TASK INSTRUCTIONS
Render every line of the records below as a Markdown table with two columns, Row and Entry. Number the rows in order and leave out any blank lines.

RECORDS SHOWN
——————

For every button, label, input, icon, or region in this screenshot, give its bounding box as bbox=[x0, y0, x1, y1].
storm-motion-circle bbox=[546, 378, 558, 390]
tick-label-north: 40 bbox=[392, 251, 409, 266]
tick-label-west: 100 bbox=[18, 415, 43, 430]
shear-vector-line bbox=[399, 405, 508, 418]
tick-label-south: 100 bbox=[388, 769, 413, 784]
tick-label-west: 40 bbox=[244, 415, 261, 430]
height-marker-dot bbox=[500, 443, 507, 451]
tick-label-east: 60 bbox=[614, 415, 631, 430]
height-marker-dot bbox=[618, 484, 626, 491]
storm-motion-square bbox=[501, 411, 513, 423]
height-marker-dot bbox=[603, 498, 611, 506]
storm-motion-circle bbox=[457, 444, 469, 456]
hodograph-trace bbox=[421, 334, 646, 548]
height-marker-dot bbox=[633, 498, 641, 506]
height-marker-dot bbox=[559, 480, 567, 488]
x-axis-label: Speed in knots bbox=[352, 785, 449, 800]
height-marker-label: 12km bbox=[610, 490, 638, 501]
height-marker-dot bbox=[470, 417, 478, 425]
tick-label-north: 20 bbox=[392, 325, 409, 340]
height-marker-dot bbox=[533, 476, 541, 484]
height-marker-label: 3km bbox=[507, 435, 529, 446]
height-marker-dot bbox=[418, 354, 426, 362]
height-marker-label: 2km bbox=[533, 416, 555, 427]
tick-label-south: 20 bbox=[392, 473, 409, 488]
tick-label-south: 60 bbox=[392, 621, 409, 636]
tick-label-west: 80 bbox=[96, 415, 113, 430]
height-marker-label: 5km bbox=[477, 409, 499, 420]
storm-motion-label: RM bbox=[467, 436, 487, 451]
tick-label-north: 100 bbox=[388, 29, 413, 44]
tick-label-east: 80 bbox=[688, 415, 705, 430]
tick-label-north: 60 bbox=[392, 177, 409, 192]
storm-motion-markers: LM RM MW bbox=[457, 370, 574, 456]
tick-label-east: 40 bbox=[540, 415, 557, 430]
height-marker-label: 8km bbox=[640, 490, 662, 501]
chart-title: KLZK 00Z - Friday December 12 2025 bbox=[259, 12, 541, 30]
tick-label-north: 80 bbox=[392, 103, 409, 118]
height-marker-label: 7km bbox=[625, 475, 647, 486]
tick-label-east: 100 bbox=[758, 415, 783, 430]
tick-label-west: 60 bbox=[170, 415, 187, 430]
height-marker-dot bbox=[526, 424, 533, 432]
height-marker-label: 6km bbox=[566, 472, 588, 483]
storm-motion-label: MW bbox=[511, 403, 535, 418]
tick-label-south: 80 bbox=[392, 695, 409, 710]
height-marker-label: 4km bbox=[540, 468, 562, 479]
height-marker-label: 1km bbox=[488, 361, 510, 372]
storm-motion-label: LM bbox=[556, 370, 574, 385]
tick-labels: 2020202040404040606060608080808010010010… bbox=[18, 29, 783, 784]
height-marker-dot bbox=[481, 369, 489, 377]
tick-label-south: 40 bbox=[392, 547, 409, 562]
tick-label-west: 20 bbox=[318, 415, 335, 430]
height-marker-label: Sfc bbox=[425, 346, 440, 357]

——————

RESULT FOR THIS TASK
| Row | Entry |
|---|---|
| 1 | For every button, label, input, icon, or region in this screenshot, give its bounding box as bbox=[x0, y0, x1, y1]. |
| 2 | storm-motion-circle bbox=[546, 378, 558, 390] |
| 3 | tick-label-north: 40 bbox=[392, 251, 409, 266] |
| 4 | tick-label-west: 100 bbox=[18, 415, 43, 430] |
| 5 | shear-vector-line bbox=[399, 405, 508, 418] |
| 6 | tick-label-south: 100 bbox=[388, 769, 413, 784] |
| 7 | tick-label-west: 40 bbox=[244, 415, 261, 430] |
| 8 | height-marker-dot bbox=[500, 443, 507, 451] |
| 9 | tick-label-east: 60 bbox=[614, 415, 631, 430] |
| 10 | height-marker-dot bbox=[618, 484, 626, 491] |
| 11 | storm-motion-square bbox=[501, 411, 513, 423] |
| 12 | height-marker-dot bbox=[603, 498, 611, 506] |
| 13 | storm-motion-circle bbox=[457, 444, 469, 456] |
| 14 | hodograph-trace bbox=[421, 334, 646, 548] |
| 15 | height-marker-dot bbox=[633, 498, 641, 506] |
| 16 | height-marker-dot bbox=[559, 480, 567, 488] |
| 17 | x-axis-label: Speed in knots bbox=[352, 785, 449, 800] |
| 18 | height-marker-label: 12km bbox=[610, 490, 638, 501] |
| 19 | height-marker-dot bbox=[470, 417, 478, 425] |
| 20 | tick-label-north: 20 bbox=[392, 325, 409, 340] |
| 21 | height-marker-dot bbox=[533, 476, 541, 484] |
| 22 | height-marker-label: 3km bbox=[507, 435, 529, 446] |
| 23 | height-marker-dot bbox=[418, 354, 426, 362] |
| 24 | height-marker-label: 2km bbox=[533, 416, 555, 427] |
| 25 | tick-label-south: 20 bbox=[392, 473, 409, 488] |
| 26 | tick-label-south: 60 bbox=[392, 621, 409, 636] |
| 27 | tick-label-west: 80 bbox=[96, 415, 113, 430] |
| 28 | height-marker-label: 5km bbox=[477, 409, 499, 420] |
| 29 | storm-motion-label: RM bbox=[467, 436, 487, 451] |
| 30 | tick-label-north: 100 bbox=[388, 29, 413, 44] |
| 31 | tick-label-east: 80 bbox=[688, 415, 705, 430] |
| 32 | tick-label-north: 60 bbox=[392, 177, 409, 192] |
| 33 | storm-motion-markers: LM RM MW bbox=[457, 370, 574, 456] |
| 34 | tick-label-east: 40 bbox=[540, 415, 557, 430] |
| 35 | height-marker-label: 8km bbox=[640, 490, 662, 501] |
| 36 | chart-title: KLZK 00Z - Friday December 12 2025 bbox=[259, 12, 541, 30] |
| 37 | tick-label-north: 80 bbox=[392, 103, 409, 118] |
| 38 | height-marker-label: 7km bbox=[625, 475, 647, 486] |
| 39 | tick-label-east: 100 bbox=[758, 415, 783, 430] |
| 40 | tick-label-west: 60 bbox=[170, 415, 187, 430] |
| 41 | height-marker-dot bbox=[526, 424, 533, 432] |
| 42 | height-marker-label: 6km bbox=[566, 472, 588, 483] |
| 43 | storm-motion-label: MW bbox=[511, 403, 535, 418] |
| 44 | tick-label-south: 80 bbox=[392, 695, 409, 710] |
| 45 | height-marker-label: 4km bbox=[540, 468, 562, 479] |
| 46 | height-marker-label: 1km bbox=[488, 361, 510, 372] |
| 47 | storm-motion-label: LM bbox=[556, 370, 574, 385] |
| 48 | tick-labels: 2020202040404040606060608080808010010010… bbox=[18, 29, 783, 784] |
| 49 | height-marker-dot bbox=[481, 369, 489, 377] |
| 50 | tick-label-south: 40 bbox=[392, 547, 409, 562] |
| 51 | tick-label-west: 20 bbox=[318, 415, 335, 430] |
| 52 | height-marker-label: Sfc bbox=[425, 346, 440, 357] |